____ Text segment

In [1]:
%load_ext autoreload
%autoreload 2

In [2]:
import os

os.chdir("..")

In [3]:
import pandas as pd

from custom_tree_classifier import CustomDecisionTreeClassifier

To illustrate this example, we use the data from the `titanic.csv` dataset to simply try and predict the survival of the individual (`Survived`) as a function of their boarding class (`Pclass`) and age (`Age`). 

In [4]:
df = (
    pd
    .read_csv("notebooks/data/titanic.csv")
    [["Survived", "Pclass", "Age"]]
    .dropna()
)

df.head()

Unnamed: 0,Survived,Pclass,Age
0,0,3,22.0
1,1,1,38.0
2,1,3,26.0
3,1,1,35.0
4,0,3,35.0


To define your own splitting metric, you need to create a class derived from the `custom_tree.metrics.MetricBase` model. This class must contain the same methods and object types as inputs and outputs.

As a reminder, the splitting in a decision tree is performed based on the optimization (maximization or minimization) of a measure.

*   `.compute_metric`: Measure of the metric. For example, the Gini index represents the impurity of a group of observations based on the observations of each class (0 and 1):

$$ I_{G} = 1 - p_0^2 - p_1^2 $$

*   `.compute_delta`: Measure of the delta. For example, optimizing the Gini index involves minimizing the weighted average of the Gini index across child nodes ($L$ and $R$). This is equivalent to minimizing $\Delta$:

$$ \Delta = \frac{N_t}{N} \times (I_G - \frac{N_{t_L} * I_{G_L}}{N_t} - \frac{N_{t_R} * I_{G_R}}{N_t}) $$

Here is an example of class for the Gini index :

In [5]:
import numpy as np

from custom_tree_classifier.metrics import MetricBase


class Gini(MetricBase):

    @staticmethod
    def compute_metric(metric_data: np.ndarray) -> np.float64:

        y = metric_data[:, 0]

        prop0 = np.sum(y == 0) / len(y)
        prop1 = np.sum(y == 1) / len(y)

        metric = 1 - (prop0**2 + prop1**2)

        return metric

    @staticmethod
    def compute_delta(
            split: np.ndarray,
            metric_data: np.ndarray
        ) -> np.float64:

        delta = (
            Gini.compute_metric(metric_data) -
            Gini.compute_metric(metric_data[split]) * np.mean(split) -
            Gini.compute_metric(metric_data[np.invert(split)]) * (1 - np.mean(split))
        )

        return delta

# CustomDecisionTreeClassifier

After instantiating the model, you can specify the metric to be considered using the `.setup_metric` method:

In [6]:
decision_tree = CustomDecisionTreeClassifier(
    max_depth=8
)

decision_tree.setup_metric(metric=Gini)

Train the model with `.fit` :

In [7]:
X = np.array(df[["Pclass", "Age"]])

________
____ Source excerpt

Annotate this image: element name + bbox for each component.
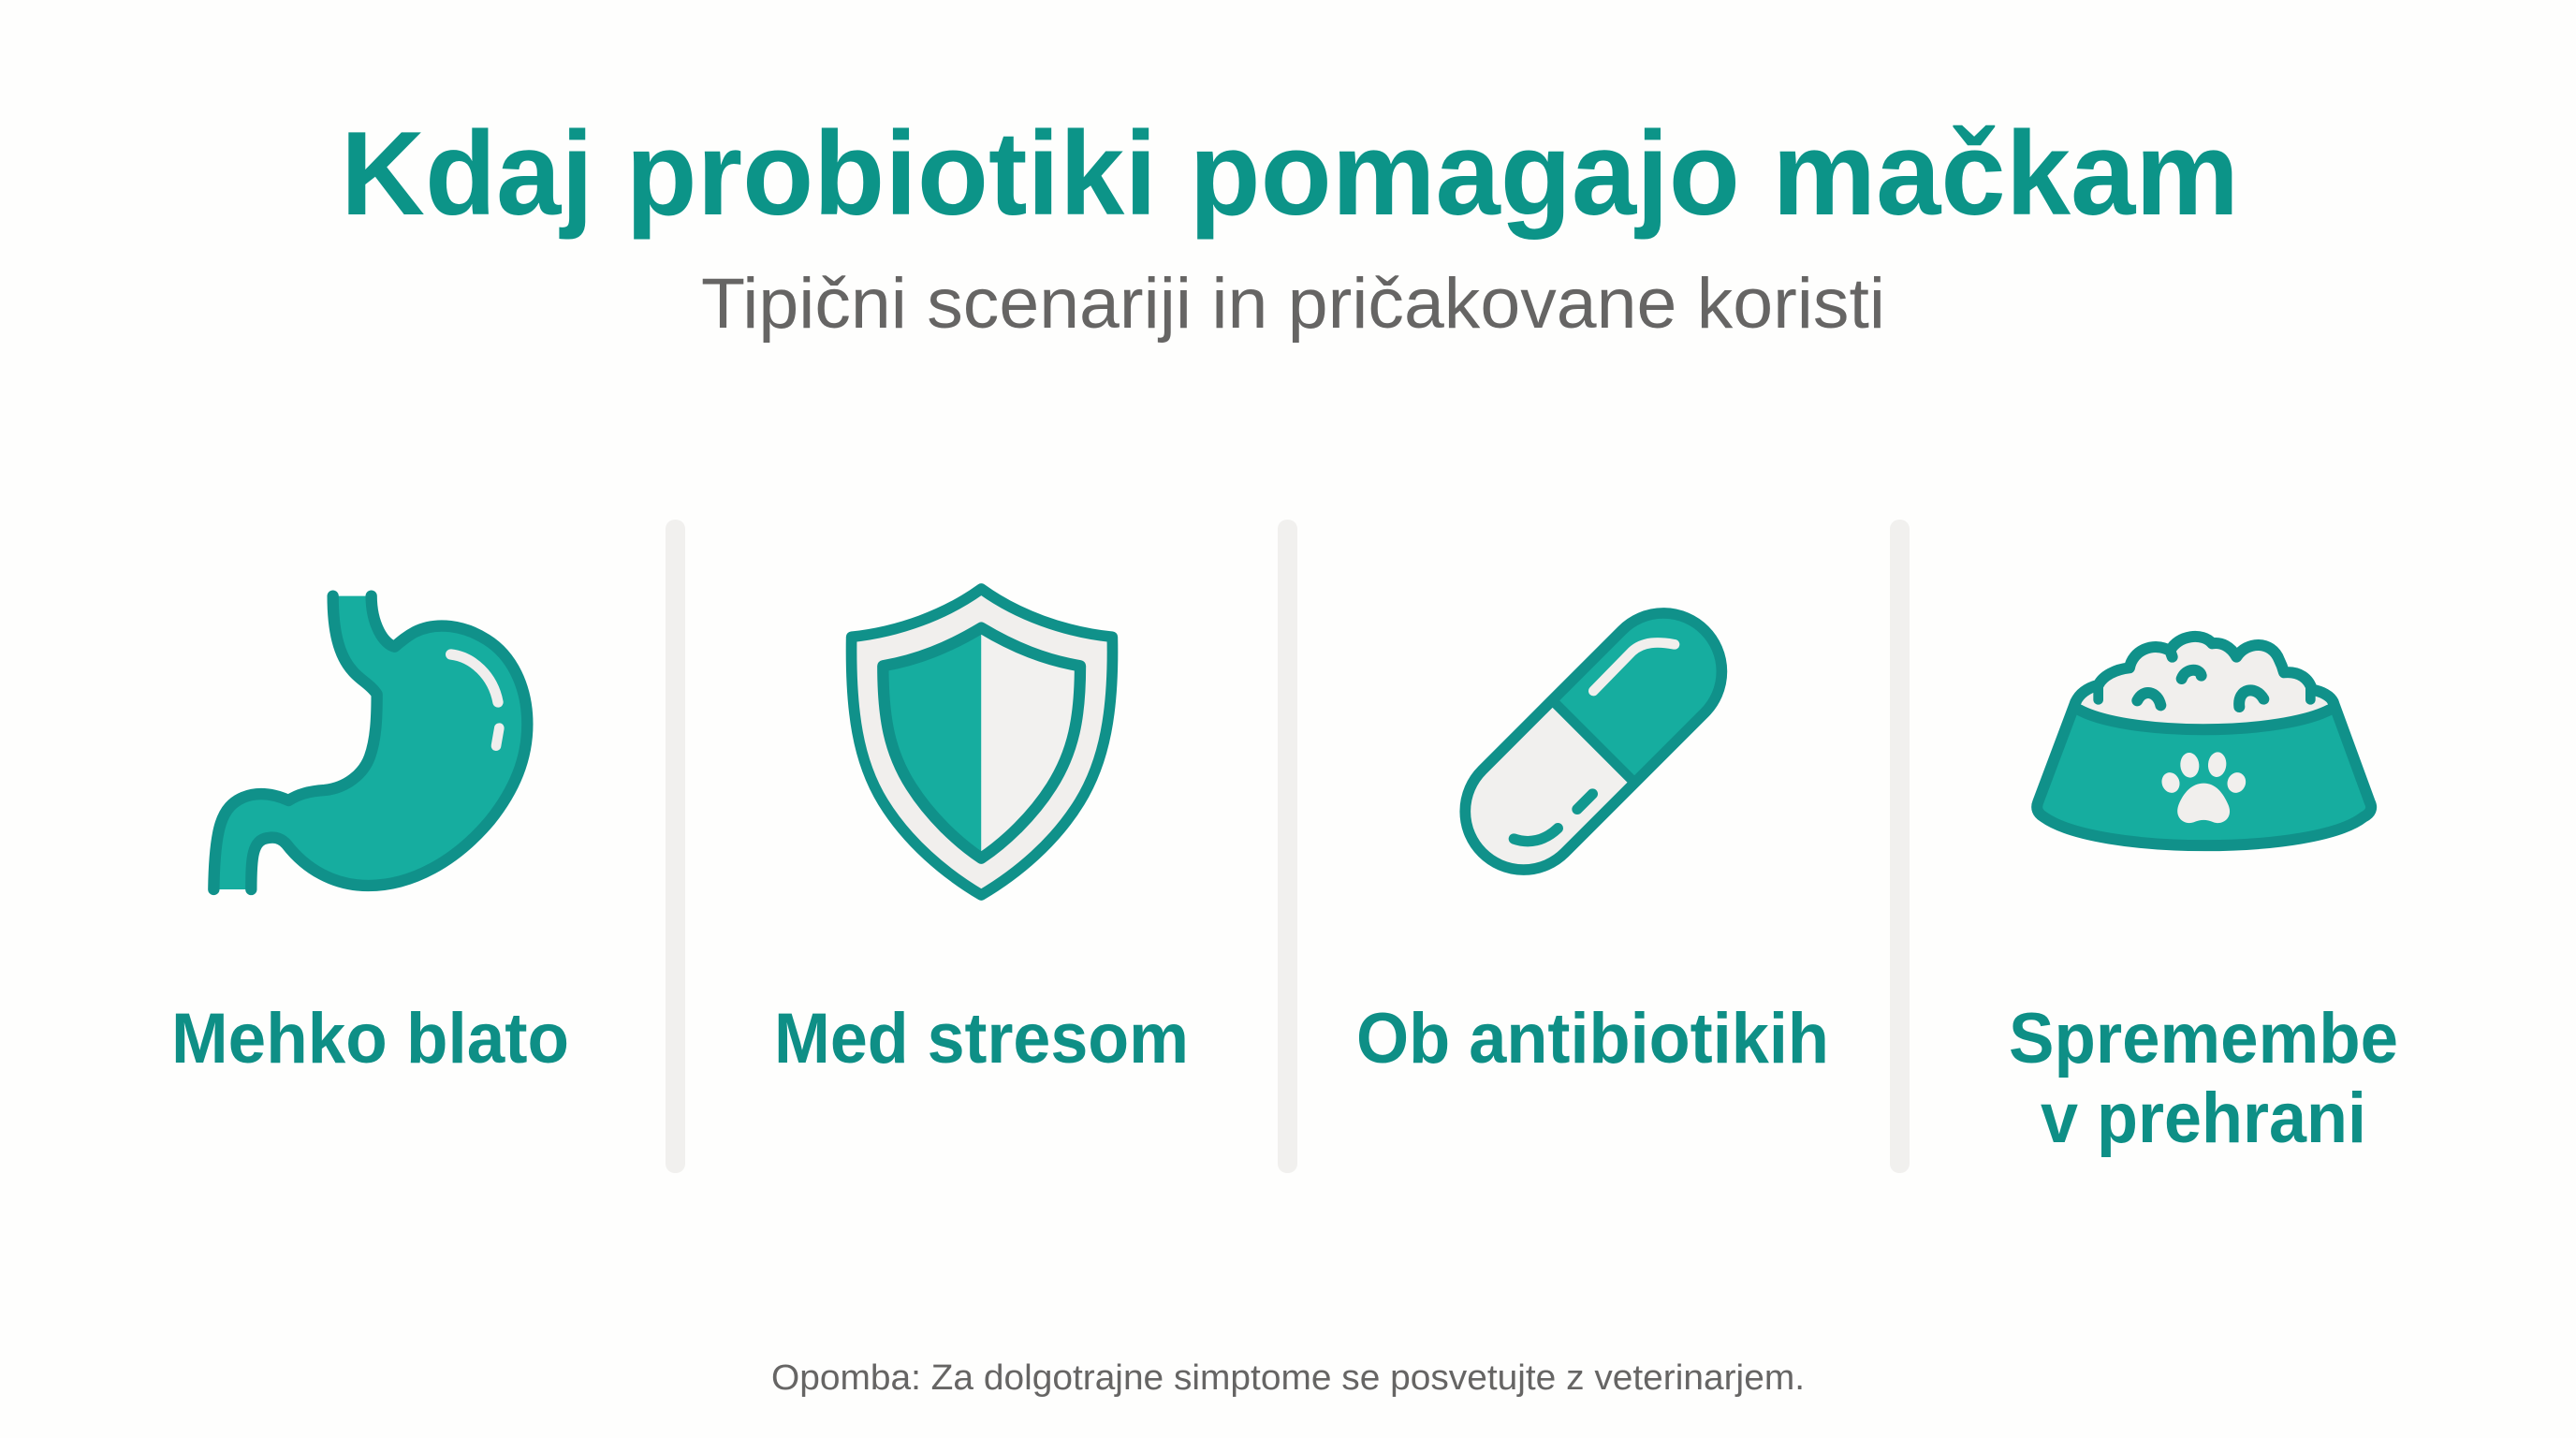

________

## Exercise task A:
In the custom decision tree notebook, can you extract the passage from "After instantiating the" to "decision_tree.setup_metric(metric=Gini)"?
## Exercise task B:
In the custom decision tree notebook, how would you shorten the paragraph beginning "To define your own splitting metric" while keeping its main facts?
## Exercise task C:
Can you carry on the custom decision tree notebook from the point where it stops?

## Final answer A:
After instantiating the model, you can specify the metric to be considered using the `.setup_metric` method:

In [6]:
decision_tree = CustomDecisionTreeClassifier(
    max_depth=8
)

decision_tree.setup_metric(metric=Gini)

## Final answer B:
A custom splitting metric needs a class derived from `custom_tree.metrics.MetricBase`. That class must have the same methods and use the same input and output object types.

## Final answer C:
y = np.array(df["Survived"])
metric_data = np.array(df[["Survived"]])

decision_tree.fit(
    X=X,
    y=y,
    metric_data=metric_data
)

Retrieve predictions on new data with `predict_proba` :

In [8]:
X = np.array(df[["Pclass", "Age"]])

probas = decision_tree.predict_proba(
    X=X
)

probas[:5]

array([[0.77358491, 0.22641509],
       [0.27272727, 0.72727273],
       [0.77358491, 0.22641509],
       [0.        , 1.        ],
       [0.83333333, 0.16666667]])

Display the classification tree using the `.print_tree` method:

In [9]:
features_names = {
    0: "Pclass",
    1: "Age"
}

decision_tree.print_tree(
    features_names=features_names,
    digits=2,
    metric_name="Gini index"
)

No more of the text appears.